= WHAT THIS TASK INVOLVES =
Reproduce exactly the lines from the line containing "Read all visible content and emit it as JSON." through the end of the records below, including both ends, and nothing else.

## BEGIN RECORDS FOR PROCESSING

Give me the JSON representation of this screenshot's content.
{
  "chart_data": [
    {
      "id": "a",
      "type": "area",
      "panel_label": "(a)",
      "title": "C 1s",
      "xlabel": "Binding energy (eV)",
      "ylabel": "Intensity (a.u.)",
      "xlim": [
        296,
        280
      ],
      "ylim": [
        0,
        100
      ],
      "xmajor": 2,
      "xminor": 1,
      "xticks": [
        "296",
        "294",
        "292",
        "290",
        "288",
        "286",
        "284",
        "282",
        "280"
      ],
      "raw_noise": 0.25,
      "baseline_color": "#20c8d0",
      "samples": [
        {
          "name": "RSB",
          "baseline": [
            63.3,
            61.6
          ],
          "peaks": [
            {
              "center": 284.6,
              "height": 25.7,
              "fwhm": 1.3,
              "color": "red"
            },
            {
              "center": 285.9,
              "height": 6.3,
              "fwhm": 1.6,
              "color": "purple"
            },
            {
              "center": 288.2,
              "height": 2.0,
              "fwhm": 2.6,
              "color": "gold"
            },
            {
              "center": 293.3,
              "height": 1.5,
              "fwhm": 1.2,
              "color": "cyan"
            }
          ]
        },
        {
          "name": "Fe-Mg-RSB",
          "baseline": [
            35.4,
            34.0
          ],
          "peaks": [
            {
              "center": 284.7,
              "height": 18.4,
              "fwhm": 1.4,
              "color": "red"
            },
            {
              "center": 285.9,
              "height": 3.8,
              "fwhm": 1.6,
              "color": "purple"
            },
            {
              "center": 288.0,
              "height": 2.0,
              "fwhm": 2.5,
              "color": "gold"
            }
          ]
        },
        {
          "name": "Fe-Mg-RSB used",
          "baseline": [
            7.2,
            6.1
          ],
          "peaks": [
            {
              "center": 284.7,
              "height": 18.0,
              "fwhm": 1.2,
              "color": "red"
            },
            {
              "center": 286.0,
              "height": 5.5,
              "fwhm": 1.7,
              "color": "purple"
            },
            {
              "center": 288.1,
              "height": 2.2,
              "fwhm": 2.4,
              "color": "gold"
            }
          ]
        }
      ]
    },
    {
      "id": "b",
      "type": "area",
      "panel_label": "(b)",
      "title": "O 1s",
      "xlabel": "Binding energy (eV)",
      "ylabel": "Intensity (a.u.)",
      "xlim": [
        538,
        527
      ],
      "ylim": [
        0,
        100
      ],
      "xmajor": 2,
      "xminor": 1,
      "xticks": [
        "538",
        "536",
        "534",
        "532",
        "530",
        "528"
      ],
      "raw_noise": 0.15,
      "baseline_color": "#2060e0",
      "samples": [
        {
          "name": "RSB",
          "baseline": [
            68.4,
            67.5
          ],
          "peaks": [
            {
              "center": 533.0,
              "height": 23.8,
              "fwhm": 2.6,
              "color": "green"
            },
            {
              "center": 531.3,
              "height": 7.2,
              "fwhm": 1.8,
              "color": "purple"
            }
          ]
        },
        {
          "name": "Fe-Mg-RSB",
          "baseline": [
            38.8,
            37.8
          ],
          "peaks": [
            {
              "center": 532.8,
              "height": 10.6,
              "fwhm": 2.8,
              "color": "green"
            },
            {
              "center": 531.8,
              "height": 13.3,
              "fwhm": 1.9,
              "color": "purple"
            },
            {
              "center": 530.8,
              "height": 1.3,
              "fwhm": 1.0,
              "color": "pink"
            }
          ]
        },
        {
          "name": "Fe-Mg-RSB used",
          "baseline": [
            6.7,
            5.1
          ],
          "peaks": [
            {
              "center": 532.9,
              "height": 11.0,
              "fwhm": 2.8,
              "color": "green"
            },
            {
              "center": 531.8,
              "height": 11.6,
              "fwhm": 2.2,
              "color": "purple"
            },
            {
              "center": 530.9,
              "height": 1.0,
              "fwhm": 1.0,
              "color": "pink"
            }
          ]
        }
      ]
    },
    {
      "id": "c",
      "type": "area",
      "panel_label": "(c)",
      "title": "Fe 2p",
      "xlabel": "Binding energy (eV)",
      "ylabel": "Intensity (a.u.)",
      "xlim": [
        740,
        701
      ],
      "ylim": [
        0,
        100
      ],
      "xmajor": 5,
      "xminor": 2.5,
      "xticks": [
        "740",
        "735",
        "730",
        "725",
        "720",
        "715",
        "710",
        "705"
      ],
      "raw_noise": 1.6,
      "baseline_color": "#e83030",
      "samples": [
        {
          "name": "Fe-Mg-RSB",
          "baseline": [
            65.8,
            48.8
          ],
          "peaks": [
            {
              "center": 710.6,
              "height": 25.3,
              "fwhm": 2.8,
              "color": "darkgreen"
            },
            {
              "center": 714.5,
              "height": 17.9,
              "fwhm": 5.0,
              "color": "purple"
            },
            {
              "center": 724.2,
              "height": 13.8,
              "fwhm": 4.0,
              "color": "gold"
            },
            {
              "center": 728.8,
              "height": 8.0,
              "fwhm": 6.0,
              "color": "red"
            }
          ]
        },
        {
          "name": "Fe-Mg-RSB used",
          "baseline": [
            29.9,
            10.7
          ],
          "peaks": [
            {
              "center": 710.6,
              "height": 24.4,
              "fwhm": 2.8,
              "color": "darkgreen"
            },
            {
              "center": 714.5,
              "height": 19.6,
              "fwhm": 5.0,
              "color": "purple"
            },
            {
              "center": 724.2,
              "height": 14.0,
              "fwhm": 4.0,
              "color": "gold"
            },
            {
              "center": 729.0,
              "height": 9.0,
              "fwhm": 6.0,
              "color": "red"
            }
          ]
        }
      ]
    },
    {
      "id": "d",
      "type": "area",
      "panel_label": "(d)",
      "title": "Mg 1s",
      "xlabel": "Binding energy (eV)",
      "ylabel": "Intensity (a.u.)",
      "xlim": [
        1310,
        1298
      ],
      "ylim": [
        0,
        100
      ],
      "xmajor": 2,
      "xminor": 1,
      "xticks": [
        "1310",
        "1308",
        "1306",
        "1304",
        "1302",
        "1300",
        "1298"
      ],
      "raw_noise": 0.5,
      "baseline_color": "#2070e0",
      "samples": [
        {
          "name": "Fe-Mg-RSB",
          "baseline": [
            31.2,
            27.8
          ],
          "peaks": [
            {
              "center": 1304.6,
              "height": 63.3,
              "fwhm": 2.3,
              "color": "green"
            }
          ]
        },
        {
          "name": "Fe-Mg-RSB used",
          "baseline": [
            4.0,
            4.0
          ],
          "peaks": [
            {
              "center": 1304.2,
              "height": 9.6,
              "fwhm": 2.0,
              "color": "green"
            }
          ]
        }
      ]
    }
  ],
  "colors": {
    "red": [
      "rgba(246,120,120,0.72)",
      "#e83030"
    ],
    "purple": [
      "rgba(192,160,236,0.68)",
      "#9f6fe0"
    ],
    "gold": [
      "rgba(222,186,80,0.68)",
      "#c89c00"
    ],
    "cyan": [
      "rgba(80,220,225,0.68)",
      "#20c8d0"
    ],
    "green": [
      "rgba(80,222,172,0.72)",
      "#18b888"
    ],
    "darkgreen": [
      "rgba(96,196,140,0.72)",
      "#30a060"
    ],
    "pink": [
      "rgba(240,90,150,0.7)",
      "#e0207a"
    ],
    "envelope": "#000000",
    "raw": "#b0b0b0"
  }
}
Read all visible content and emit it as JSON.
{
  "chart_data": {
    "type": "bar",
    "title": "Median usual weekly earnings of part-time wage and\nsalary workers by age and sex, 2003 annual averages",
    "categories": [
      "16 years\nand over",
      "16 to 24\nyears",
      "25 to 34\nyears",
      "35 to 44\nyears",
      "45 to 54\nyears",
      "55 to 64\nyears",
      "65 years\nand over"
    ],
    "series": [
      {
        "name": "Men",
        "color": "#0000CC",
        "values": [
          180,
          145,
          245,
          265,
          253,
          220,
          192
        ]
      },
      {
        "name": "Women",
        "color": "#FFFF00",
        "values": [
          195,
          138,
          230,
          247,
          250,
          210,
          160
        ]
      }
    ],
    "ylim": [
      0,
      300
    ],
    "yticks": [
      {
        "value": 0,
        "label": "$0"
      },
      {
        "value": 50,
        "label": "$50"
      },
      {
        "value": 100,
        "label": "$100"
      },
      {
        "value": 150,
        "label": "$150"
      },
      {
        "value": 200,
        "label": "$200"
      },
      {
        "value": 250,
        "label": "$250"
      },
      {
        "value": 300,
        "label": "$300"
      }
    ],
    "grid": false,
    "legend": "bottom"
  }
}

## END RECORDS FOR PROCESSING

= COMPLETE ANSWER =
Read all visible content and emit it as JSON.
{
  "chart_data": {
    "type": "bar",
    "title": "Median usual weekly earnings of part-time wage and\nsalary workers by age and sex, 2003 annual averages",
    "categories": [
      "16 years\nand over",
      "16 to 24\nyears",
      "25 to 34\nyears",
      "35 to 44\nyears",
      "45 to 54\nyears",
      "55 to 64\nyears",
      "65 years\nand over"
    ],
    "series": [
      {
        "name": "Men",
        "color": "#0000CC",
        "values": [
          180,
          145,
          245,
          265,
          253,
          220,
          192
        ]
      },
      {
        "name": "Women",
        "color": "#FFFF00",
        "values": [
          195,
          138,
          230,
          247,
          250,
          210,
          160
        ]
      }
    ],
    "ylim": [
      0,
      300
    ],
    "yticks": [
      {
        "value": 0,
        "label": "$0"
      },
      {
        "value": 50,
        "label": "$50"
      },
      {
        "value": 100,
        "label": "$100"
      },
      {
        "value": 150,
        "label": "$150"
      },
      {
        "value": 200,
        "label": "$200"
      },
      {
        "value": 250,
        "label": "$250"
      },
      {
        "value": 300,
        "label": "$300"
      }
    ],
    "grid": false,
    "legend": "bottom"
  }
}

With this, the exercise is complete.